→ **Goal**
Quote the records that follow in full and exactly; leave out the pictures.

→ **Extracted material**
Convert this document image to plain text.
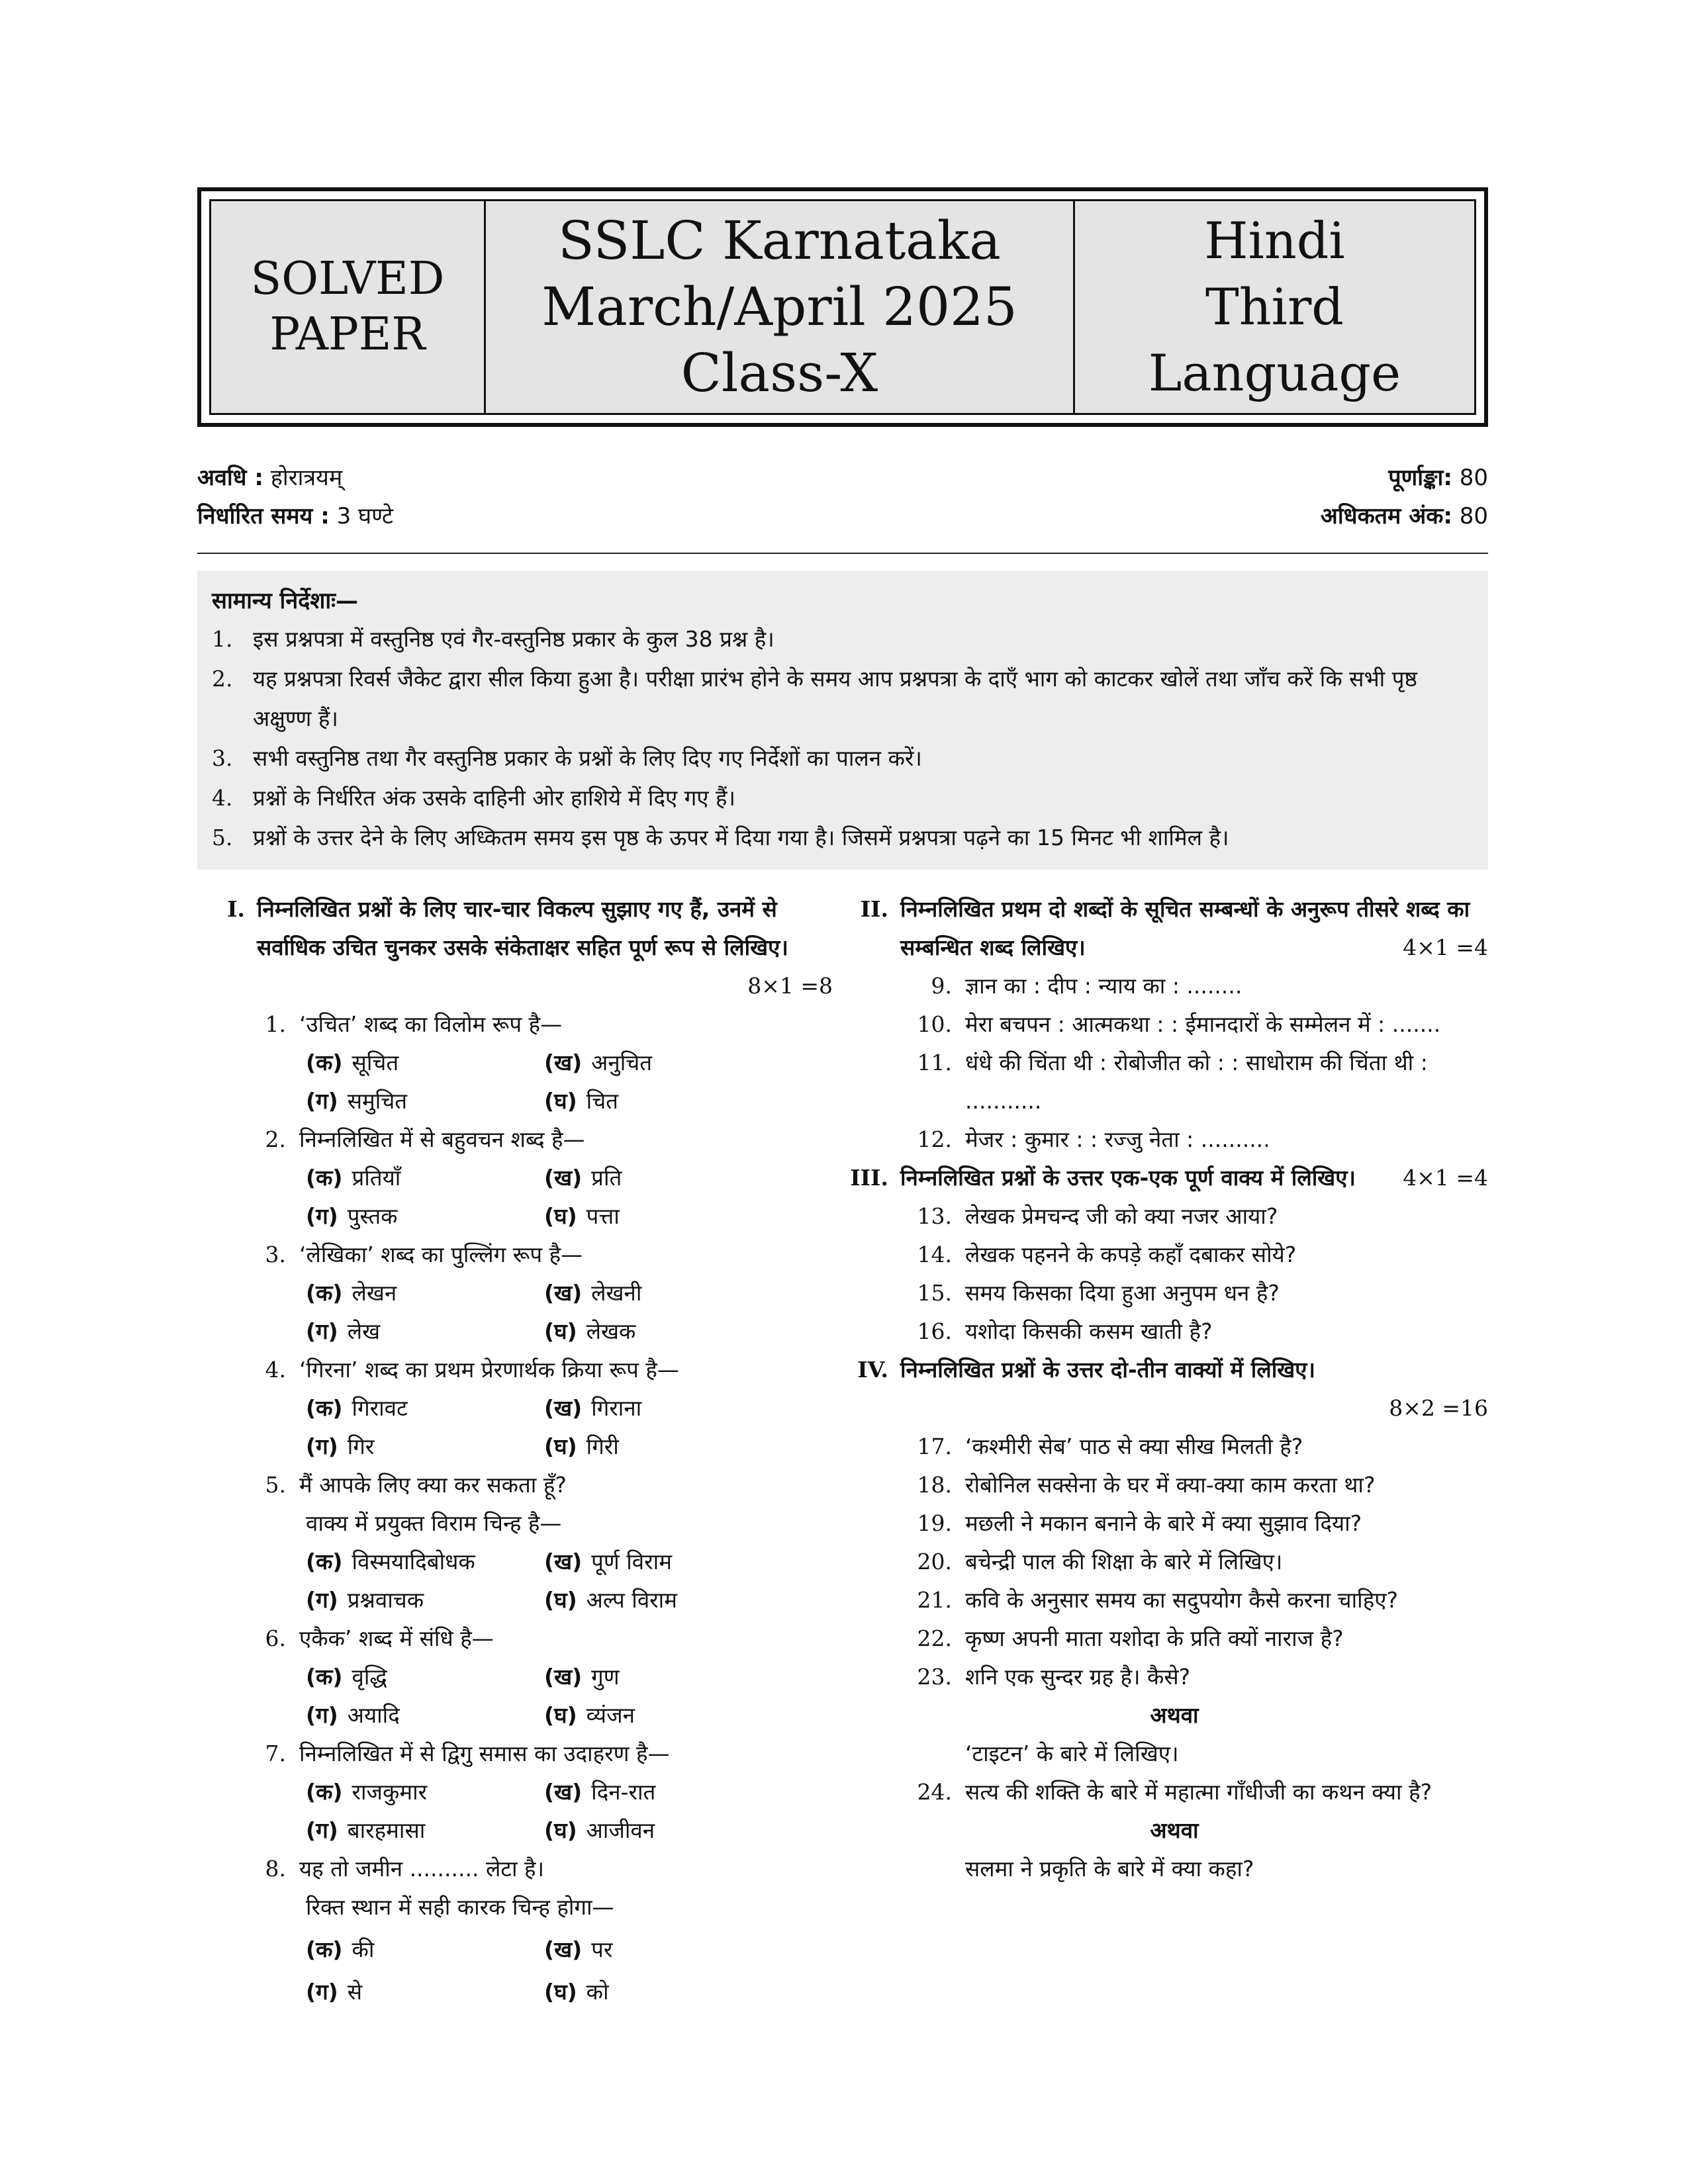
SOLVED
PAPER
SSLC Karnataka
March/April 2025
Class-X
Hindi
Third Language
अवधि : होरात्रयम्
निर्धारित समय : 3 घण्टे
पूर्णाङ्का: 80
अधिकतम अंक: 80
सामान्य निर्देशाः—
1. इस प्रश्नपत्रा में वस्तुनिष्ठ एवं गैर-वस्तुनिष्ठ प्रकार के कुल 38 प्रश्न है।
2. यह प्रश्नपत्रा रिवर्स जैकेट द्वारा सील किया हुआ है। परीक्षा प्रारंभ होने के समय आप प्रश्नपत्रा के दाएँ भाग को काटकर खोलें तथा जाँच करें कि सभी पृष्ठ अक्षुण्ण हैं।
3. सभी वस्तुनिष्ठ तथा गैर वस्तुनिष्ठ प्रकार के प्रश्नों के लिए दिए गए निर्देशों का पालन करें।
4. प्रश्नों के निर्धरित अंक उसके दाहिनी ओर हाशिये में दिए गए हैं।
5. प्रश्नों के उत्तर देने के लिए अध्कितम समय इस पृष्ठ के ऊपर में दिया गया है। जिसमें प्रश्नपत्रा पढ़ने का 15 मिनट भी शामिल है।
I. निम्नलिखित प्रश्नों के लिए चार-चार विकल्प सुझाए गए हैं, उनमें से सर्वाधिक उचित चुनकर उसके संकेताक्षर सहित पूर्ण रूप से लिखिए।
8×1 =8
1. ‘उचित’ शब्द का विलोम रूप है—
(क) सूचित	(ख) अनुचित
(ग) समुचित	(घ) चित
2. निम्नलिखित में से बहुवचन शब्द है—
(क) प्रतियाँ	(ख) प्रति
(ग) पुस्तक	(घ) पत्ता
3. ‘लेखिका’ शब्द का पुल्लिंग रूप है—
(क) लेखन	(ख) लेखनी
(ग) लेख	(घ) लेखक
4. ‘गिरना’ शब्द का प्रथम प्रेरणार्थक क्रिया रूप है—
(क) गिरावट	(ख) गिराना
(ग) गिर	(घ) गिरी
5. मैं आपके लिए क्या कर सकता हूँ?
वाक्य में प्रयुक्त विराम चिन्ह है—
(क) विस्मयादिबोधक	(ख) पूर्ण विराम
(ग) प्रश्नवाचक	(घ) अल्प विराम
6. एकैक’ शब्द में संधि है—
(क) वृद्धि	(ख) गुण
(ग) अयादि	(घ) व्यंजन
7. निम्नलिखित में से द्विगु समास का उदाहरण है—
(क) राजकुमार	(ख) दिन-रात
(ग) बारहमासा	(घ) आजीवन
8. यह तो जमीन .......... लेटा है।
रिक्त स्थान में सही कारक चिन्ह होगा—
(क) की	(ख) पर
(ग) से	(घ) को
II. निम्नलिखित प्रथम दो शब्दों के सूचित सम्बन्धों के अनुरूप तीसरे शब्द का सम्बन्धित शब्द लिखिए।	4×1 =4
9. ज्ञान का : दीप : न्याय का : ........
10. मेरा बचपन : आत्मकथा : : ईमानदारों के सम्मेलन में : .......
11. धंधे की चिंता थी : रोबोजीत को : : साधोराम की चिंता थी : ...........
12. मेजर : कुमार : : रज्जु नेता : ..........
III. निम्नलिखित प्रश्नों के उत्तर एक-एक पूर्ण वाक्य में लिखिए। 4×1 =4
13. लेखक प्रेमचन्द जी को क्या नजर आया?
14. लेखक पहनने के कपड़े कहाँ दबाकर सोये?
15. समय किसका दिया हुआ अनुपम धन है?
16. यशोदा किसकी कसम खाती है?
IV. निम्नलिखित प्रश्नों के उत्तर दो-तीन वाक्यों में लिखिए।
8×2 =16
17. ‘कश्मीरी सेब’ पाठ से क्या सीख मिलती है?
18. रोबोनिल सक्सेना के घर में क्या-क्या काम करता था?
19. मछली ने मकान बनाने के बारे में क्या सुझाव दिया?
20. बचेन्द्री पाल की शिक्षा के बारे में लिखिए।
21. कवि के अनुसार समय का सदुपयोग कैसे करना चाहिए?
22. कृष्ण अपनी माता यशोदा के प्रति क्यों नाराज है?
23. शनि एक सुन्दर ग्रह है। कैसे?
अथवा
‘टाइटन’ के बारे में लिखिए।
24. सत्य की शक्ति के बारे में महात्मा गाँधीजी का कथन क्या है?
अथवा
सलमा ने प्रकृति के बारे में क्या कहा?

→ **Response to this task**
Convert this document image to plain text.
SOLVED
PAPER
SSLC Karnataka
March/April 2025
Class-X
Hindi
Third Language
अवधि : होरात्रयम्
निर्धारित समय : 3 घण्टे
पूर्णाङ्का: 80
अधिकतम अंक: 80
सामान्य निर्देशाः—
1. इस प्रश्नपत्रा में वस्तुनिष्ठ एवं गैर-वस्तुनिष्ठ प्रकार के कुल 38 प्रश्न है।
2. यह प्रश्नपत्रा रिवर्स जैकेट द्वारा सील किया हुआ है। परीक्षा प्रारंभ होने के समय आप प्रश्नपत्रा के दाएँ भाग को काटकर खोलें तथा जाँच करें कि सभी पृष्ठ अक्षुण्ण हैं।
3. सभी वस्तुनिष्ठ तथा गैर वस्तुनिष्ठ प्रकार के प्रश्नों के लिए दिए गए निर्देशों का पालन करें।
4. प्रश्नों के निर्धरित अंक उसके दाहिनी ओर हाशिये में दिए गए हैं।
5. प्रश्नों के उत्तर देने के लिए अध्कितम समय इस पृष्ठ के ऊपर में दिया गया है। जिसमें प्रश्नपत्रा पढ़ने का 15 मिनट भी शामिल है।
I. निम्नलिखित प्रश्नों के लिए चार-चार विकल्प सुझाए गए हैं, उनमें से सर्वाधिक उचित चुनकर उसके संकेताक्षर सहित पूर्ण रूप से लिखिए।
8×1 =8
1. ‘उचित’ शब्द का विलोम रूप है—
(क) सूचित	(ख) अनुचित
(ग) समुचित	(घ) चित
2. निम्नलिखित में से बहुवचन शब्द है—
(क) प्रतियाँ	(ख) प्रति
(ग) पुस्तक	(घ) पत्ता
3. ‘लेखिका’ शब्द का पुल्लिंग रूप है—
(क) लेखन	(ख) लेखनी
(ग) लेख	(घ) लेखक
4. ‘गिरना’ शब्द का प्रथम प्रेरणार्थक क्रिया रूप है—
(क) गिरावट	(ख) गिराना
(ग) गिर	(घ) गिरी
5. मैं आपके लिए क्या कर सकता हूँ?
वाक्य में प्रयुक्त विराम चिन्ह है—
(क) विस्मयादिबोधक	(ख) पूर्ण विराम
(ग) प्रश्नवाचक	(घ) अल्प विराम
6. एकैक’ शब्द में संधि है—
(क) वृद्धि	(ख) गुण
(ग) अयादि	(घ) व्यंजन
7. निम्नलिखित में से द्विगु समास का उदाहरण है—
(क) राजकुमार	(ख) दिन-रात
(ग) बारहमासा	(घ) आजीवन
8. यह तो जमीन .......... लेटा है।
रिक्त स्थान में सही कारक चिन्ह होगा—
(क) की	(ख) पर
(ग) से	(घ) को
II. निम्नलिखित प्रथम दो शब्दों के सूचित सम्बन्धों के अनुरूप तीसरे शब्द का सम्बन्धित शब्द लिखिए।	4×1 =4
9. ज्ञान का : दीप : न्याय का : ........
10. मेरा बचपन : आत्मकथा : : ईमानदारों के सम्मेलन में : .......
11. धंधे की चिंता थी : रोबोजीत को : : साधोराम की चिंता थी : ...........
12. मेजर : कुमार : : रज्जु नेता : ..........
III. निम्नलिखित प्रश्नों के उत्तर एक-एक पूर्ण वाक्य में लिखिए। 4×1 =4
13. लेखक प्रेमचन्द जी को क्या नजर आया?
14. लेखक पहनने के कपड़े कहाँ दबाकर सोये?
15. समय किसका दिया हुआ अनुपम धन है?
16. यशोदा किसकी कसम खाती है?
IV. निम्नलिखित प्रश्नों के उत्तर दो-तीन वाक्यों में लिखिए।
8×2 =16
17. ‘कश्मीरी सेब’ पाठ से क्या सीख मिलती है?
18. रोबोनिल सक्सेना के घर में क्या-क्या काम करता था?
19. मछली ने मकान बनाने के बारे में क्या सुझाव दिया?
20. बचेन्द्री पाल की शिक्षा के बारे में लिखिए।
21. कवि के अनुसार समय का सदुपयोग कैसे करना चाहिए?
22. कृष्ण अपनी माता यशोदा के प्रति क्यों नाराज है?
23. शनि एक सुन्दर ग्रह है। कैसे?
अथवा
‘टाइटन’ के बारे में लिखिए।
24. सत्य की शक्ति के बारे में महात्मा गाँधीजी का कथन क्या है?
अथवा
सलमा ने प्रकृति के बारे में क्या कहा?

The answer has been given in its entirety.